[Begin Data excerpts]
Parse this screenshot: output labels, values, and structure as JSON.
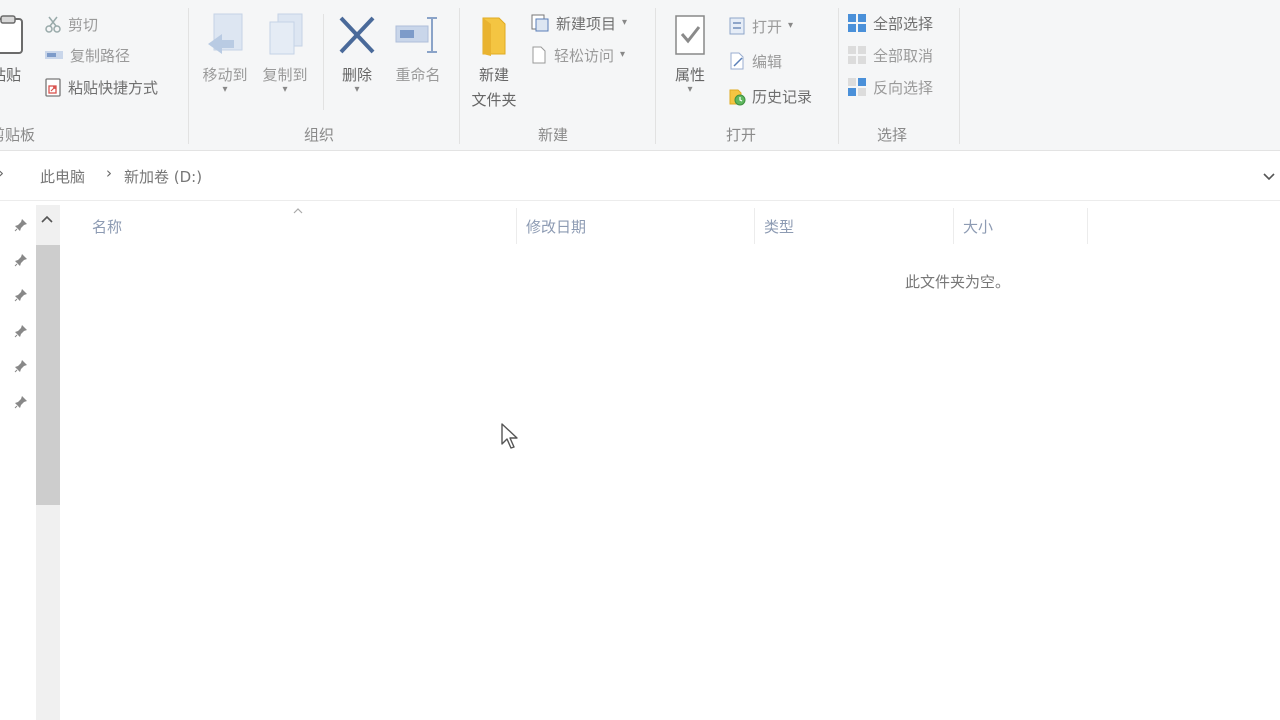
{
  "ribbon": {
    "clipboard": {
      "paste_label": "粘贴",
      "cut_label": "剪切",
      "copy_path_label": "复制路径",
      "paste_shortcut_label": "粘贴快捷方式",
      "group_label": "剪贴板"
    },
    "organize": {
      "move_to_label": "移动到",
      "copy_to_label": "复制到",
      "delete_label": "删除",
      "rename_label": "重命名",
      "group_label": "组织"
    },
    "new": {
      "new_folder_line1": "新建",
      "new_folder_line2": "文件夹",
      "new_item_label": "新建项目",
      "easy_access_label": "轻松访问",
      "group_label": "新建"
    },
    "open": {
      "properties_label": "属性",
      "open_label": "打开",
      "edit_label": "编辑",
      "history_label": "历史记录",
      "group_label": "打开"
    },
    "select": {
      "select_all_label": "全部选择",
      "select_none_label": "全部取消",
      "invert_label": "反向选择",
      "group_label": "选择"
    }
  },
  "address": {
    "crumbs": [
      "此电脑",
      "新加卷 (D:)"
    ]
  },
  "columns": {
    "name": "名称",
    "modified": "修改日期",
    "type": "类型",
    "size": "大小"
  },
  "content": {
    "empty_message": "此文件夹为空。"
  },
  "colors": {
    "accent_blue": "#4a78c2",
    "folder_yellow": "#f4c542",
    "ribbon_bg": "#f5f6f7"
  }
}
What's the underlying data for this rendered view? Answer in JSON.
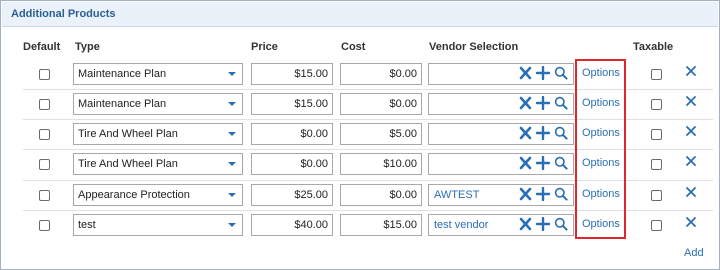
{
  "panel": {
    "title": "Additional Products"
  },
  "columns": {
    "default": "Default",
    "type": "Type",
    "price": "Price",
    "cost": "Cost",
    "vendor": "Vendor Selection",
    "taxable": "Taxable"
  },
  "rows": [
    {
      "type": "Maintenance Plan",
      "price": "$15.00",
      "cost": "$0.00",
      "vendor": "",
      "options": "Options",
      "default_checked": false,
      "taxable_checked": false
    },
    {
      "type": "Maintenance Plan",
      "price": "$15.00",
      "cost": "$0.00",
      "vendor": "",
      "options": "Options",
      "default_checked": false,
      "taxable_checked": false
    },
    {
      "type": "Tire And Wheel Plan",
      "price": "$0.00",
      "cost": "$5.00",
      "vendor": "",
      "options": "Options",
      "default_checked": false,
      "taxable_checked": false
    },
    {
      "type": "Tire And Wheel Plan",
      "price": "$0.00",
      "cost": "$10.00",
      "vendor": "",
      "options": "Options",
      "default_checked": false,
      "taxable_checked": false
    },
    {
      "type": "Appearance Protection",
      "price": "$25.00",
      "cost": "$0.00",
      "vendor": "AWTEST",
      "options": "Options",
      "default_checked": false,
      "taxable_checked": false
    },
    {
      "type": "test",
      "price": "$40.00",
      "cost": "$15.00",
      "vendor": "test vendor",
      "options": "Options",
      "default_checked": false,
      "taxable_checked": false
    }
  ],
  "footer": {
    "add_label": "Add"
  },
  "icons": {
    "clear": "close-x-icon",
    "add": "plus-icon",
    "search": "magnifier-icon",
    "delete": "delete-x-icon",
    "dropdown": "caret-down-icon"
  },
  "colors": {
    "accent": "#2a6eb5",
    "header_text": "#2a5f93",
    "header_bg": "#eaf1f8",
    "highlight": "#e0262c"
  }
}
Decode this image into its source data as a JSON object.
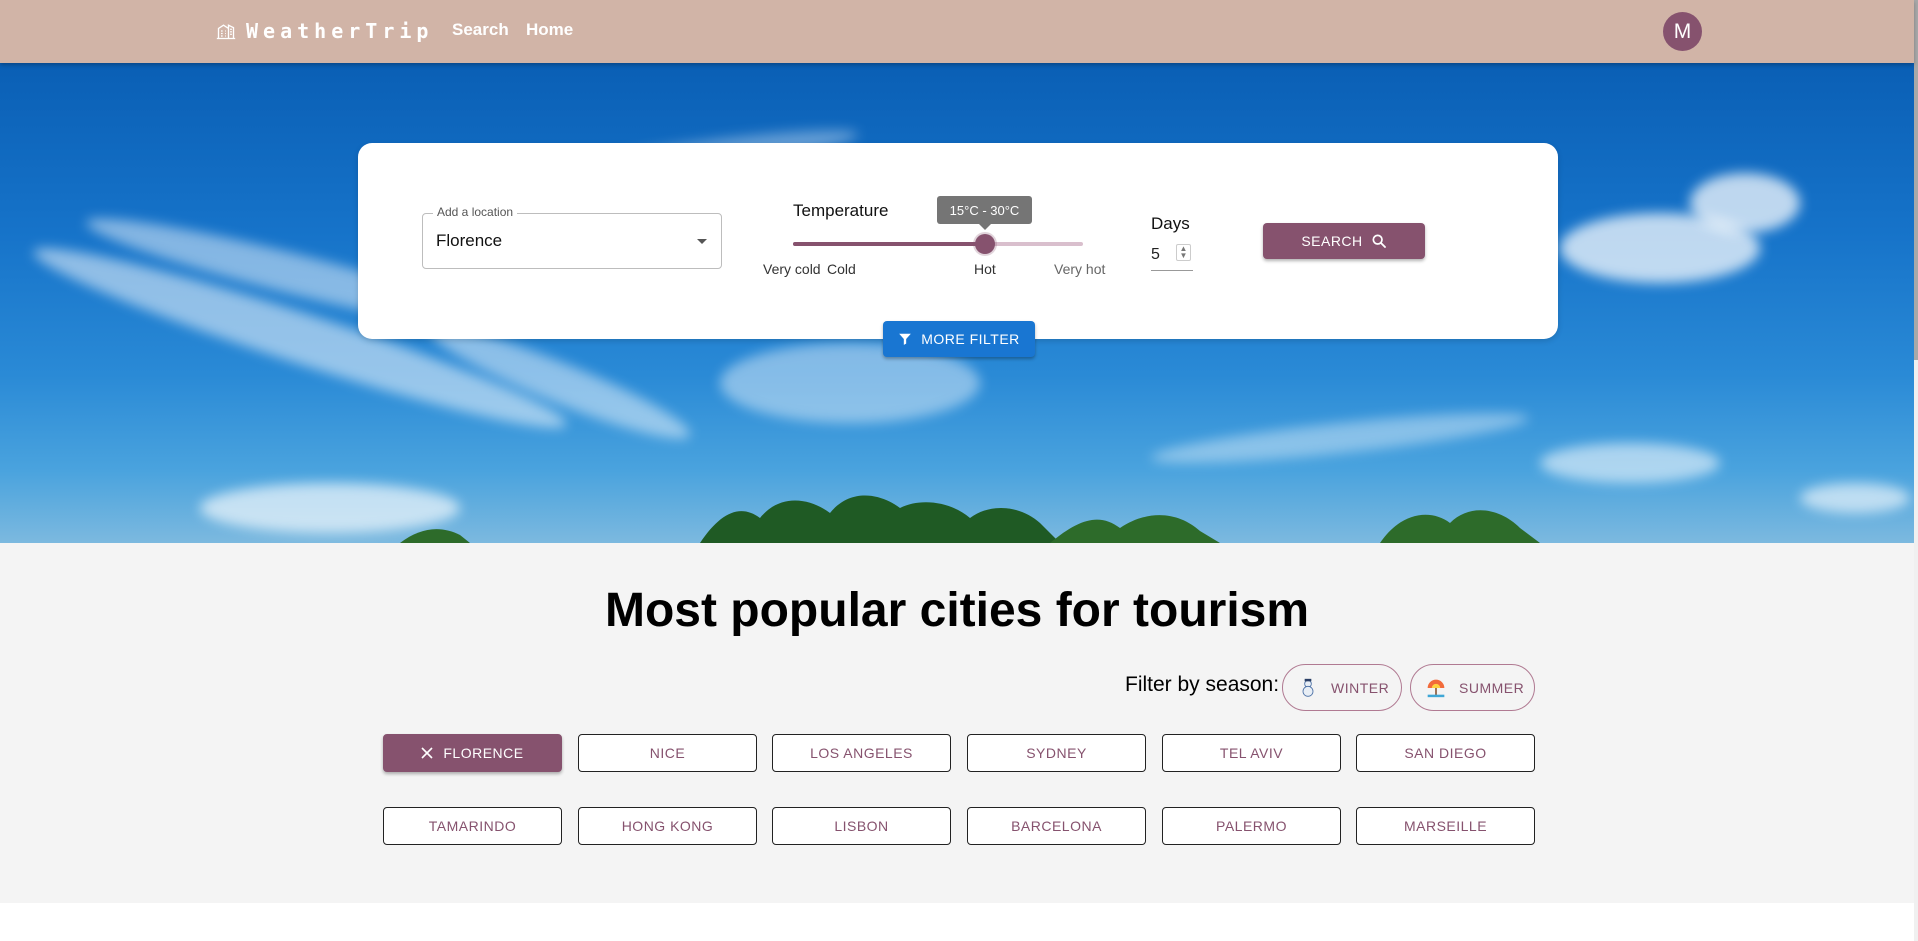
{
  "header": {
    "logo_icon": "building-icon",
    "logo_text": "WeatherTrip",
    "nav": [
      "Search",
      "Home"
    ],
    "avatar_initial": "M",
    "bar_color": "#d1b4a7",
    "accent_color": "#86526e"
  },
  "search": {
    "location_label": "Add a location",
    "location_value": "Florence",
    "temperature_label": "Temperature",
    "temperature_tooltip": "15°C - 30°C",
    "temperature_marks": [
      "Very cold",
      "Cold",
      "Hot",
      "Very hot"
    ],
    "temperature_level": 0.67,
    "days_label": "Days",
    "days_value": "5",
    "search_button": "SEARCH",
    "more_filter_button": "MORE FILTER"
  },
  "popular": {
    "title": "Most popular cities for tourism",
    "filter_label": "Filter by season:",
    "seasons": [
      {
        "label": "WINTER",
        "icon": "snowman-icon"
      },
      {
        "label": "SUMMER",
        "icon": "beach-icon"
      }
    ],
    "cities": [
      "FLORENCE",
      "NICE",
      "LOS ANGELES",
      "SYDNEY",
      "TEL AVIV",
      "SAN DIEGO",
      "TAMARINDO",
      "HONG KONG",
      "LISBON",
      "BARCELONA",
      "PALERMO",
      "MARSEILLE"
    ],
    "selected_city": "FLORENCE"
  }
}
[End Data excerpts]
» **Work to do**
Quote the data above in full and without alteration; skip the pictures.

» **Written answer**
Parse this screenshot: output labels, values, and structure as JSON.
{
  "ribbon": {
    "clipboard": {
      "paste_label": "粘贴",
      "cut_label": "剪切",
      "copy_path_label": "复制路径",
      "paste_shortcut_label": "粘贴快捷方式",
      "group_label": "剪贴板"
    },
    "organize": {
      "move_to_label": "移动到",
      "copy_to_label": "复制到",
      "delete_label": "删除",
      "rename_label": "重命名",
      "group_label": "组织"
    },
    "new": {
      "new_folder_line1": "新建",
      "new_folder_line2": "文件夹",
      "new_item_label": "新建项目",
      "easy_access_label": "轻松访问",
      "group_label": "新建"
    },
    "open": {
      "properties_label": "属性",
      "open_label": "打开",
      "edit_label": "编辑",
      "history_label": "历史记录",
      "group_label": "打开"
    },
    "select": {
      "select_all_label": "全部选择",
      "select_none_label": "全部取消",
      "invert_label": "反向选择",
      "group_label": "选择"
    }
  },
  "address": {
    "crumbs": [
      "此电脑",
      "新加卷 (D:)"
    ]
  },
  "columns": {
    "name": "名称",
    "modified": "修改日期",
    "type": "类型",
    "size": "大小"
  },
  "content": {
    "empty_message": "此文件夹为空。"
  },
  "colors": {
    "accent_blue": "#4a78c2",
    "folder_yellow": "#f4c542",
    "ribbon_bg": "#f5f6f7"
  }
}
What's the underlying data for this rendered view? Answer in JSON.
{
  "panel": {
    "title": "Additional Products"
  },
  "columns": {
    "default": "Default",
    "type": "Type",
    "price": "Price",
    "cost": "Cost",
    "vendor": "Vendor Selection",
    "taxable": "Taxable"
  },
  "rows": [
    {
      "type": "Maintenance Plan",
      "price": "$15.00",
      "cost": "$0.00",
      "vendor": "",
      "options": "Options",
      "default_checked": false,
      "taxable_checked": false
    },
    {
      "type": "Maintenance Plan",
      "price": "$15.00",
      "cost": "$0.00",
      "vendor": "",
      "options": "Options",
      "default_checked": false,
      "taxable_checked": false
    },
    {
      "type": "Tire And Wheel Plan",
      "price": "$0.00",
      "cost": "$5.00",
      "vendor": "",
      "options": "Options",
      "default_checked": false,
      "taxable_checked": false
    },
    {
      "type": "Tire And Wheel Plan",
      "price": "$0.00",
      "cost": "$10.00",
      "vendor": "",
      "options": "Options",
      "default_checked": false,
      "taxable_checked": false
    },
    {
      "type": "Appearance Protection",
      "price": "$25.00",
      "cost": "$0.00",
      "vendor": "AWTEST",
      "options": "Options",
      "default_checked": false,
      "taxable_checked": false
    },
    {
      "type": "test",
      "price": "$40.00",
      "cost": "$15.00",
      "vendor": "test vendor",
      "options": "Options",
      "default_checked": false,
      "taxable_checked": false
    }
  ],
  "footer": {
    "add_label": "Add"
  },
  "icons": {
    "clear": "close-x-icon",
    "add": "plus-icon",
    "search": "magnifier-icon",
    "delete": "delete-x-icon",
    "dropdown": "caret-down-icon"
  },
  "colors": {
    "accent": "#2a6eb5",
    "header_text": "#2a5f93",
    "header_bg": "#eaf1f8",
    "highlight": "#e0262c"
  }
}
Decode this image into its source data as a JSON object.
{
  "header": {
    "logo_icon": "building-icon",
    "logo_text": "WeatherTrip",
    "nav": [
      "Search",
      "Home"
    ],
    "avatar_initial": "M",
    "bar_color": "#d1b4a7",
    "accent_color": "#86526e"
  },
  "search": {
    "location_label": "Add a location",
    "location_value": "Florence",
    "temperature_label": "Temperature",
    "temperature_tooltip": "15°C - 30°C",
    "temperature_marks": [
      "Very cold",
      "Cold",
      "Hot",
      "Very hot"
    ],
    "temperature_level": 0.67,
    "days_label": "Days",
    "days_value": "5",
    "search_button": "SEARCH",
    "more_filter_button": "MORE FILTER"
  },
  "popular": {
    "title": "Most popular cities for tourism",
    "filter_label": "Filter by season:",
    "seasons": [
      {
        "label": "WINTER",
        "icon": "snowman-icon"
      },
      {
        "label": "SUMMER",
        "icon": "beach-icon"
      }
    ],
    "cities": [
      "FLORENCE",
      "NICE",
      "LOS ANGELES",
      "SYDNEY",
      "TEL AVIV",
      "SAN DIEGO",
      "TAMARINDO",
      "HONG KONG",
      "LISBON",
      "BARCELONA",
      "PALERMO",
      "MARSEILLE"
    ],
    "selected_city": "FLORENCE"
  }
}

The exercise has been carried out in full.